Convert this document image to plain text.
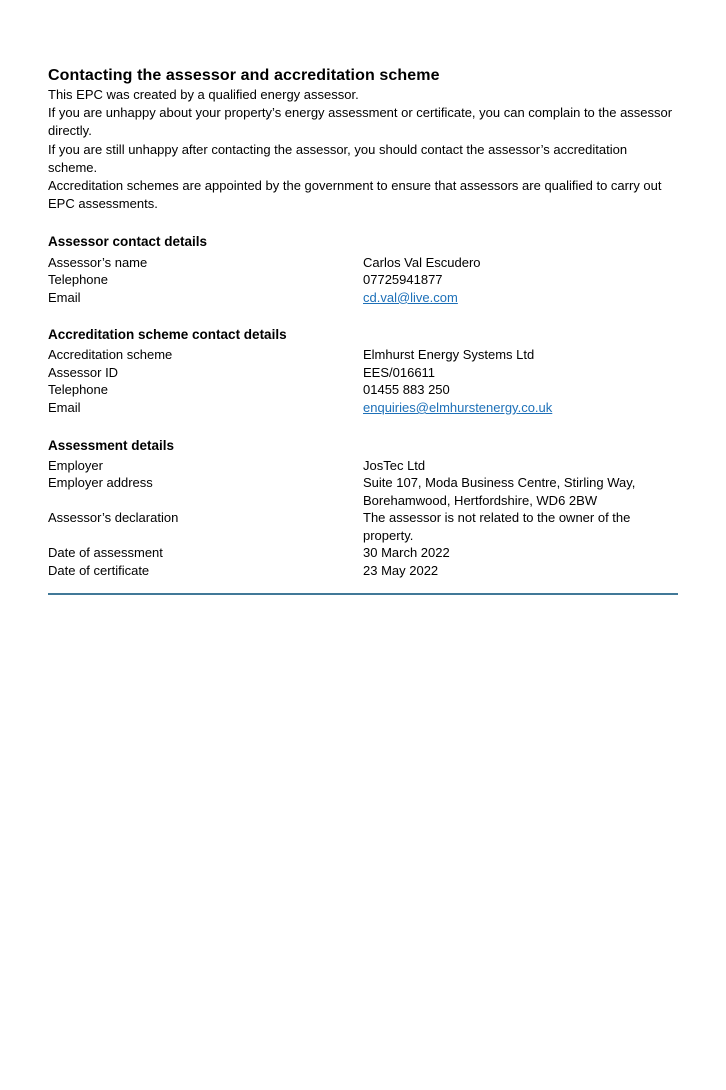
Contacting the assessor and accreditation scheme

This EPC was created by a qualified energy assessor.

If you are unhappy about your property’s energy assessment or certificate, you can complain to the assessor directly.

If you are still unhappy after contacting the assessor, you should contact the assessor’s accreditation scheme.

Accreditation schemes are appointed by the government to ensure that assessors are qualified to carry out EPC assessments.

Assessor contact details
Assessor’s name	Carlos Val Escudero
Telephone	07725941877
Email	cd.val@live.com
Accreditation scheme contact details
Accreditation scheme	Elmhurst Energy Systems Ltd
Assessor ID	EES/016611
Telephone	01455 883 250
Email	enquiries@elmhurstenergy.co.uk
Assessment details
Employer	JosTec Ltd
Employer address	Suite 107, Moda Business Centre, Stirling Way, Borehamwood, Hertfordshire, WD6 2BW
Assessor’s declaration	The assessor is not related to the owner of the property.
Date of assessment	30 March 2022
Date of certificate	23 May 2022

= Aim =
Note each line of the entries that has "property" in it, and copy those lines.

= Solution to the exercise =
If you are unhappy about your property’s energy assessment or certificate, you can complain to the assessor directly.
Assessor’s declaration	The assessor is not related to the owner of the property.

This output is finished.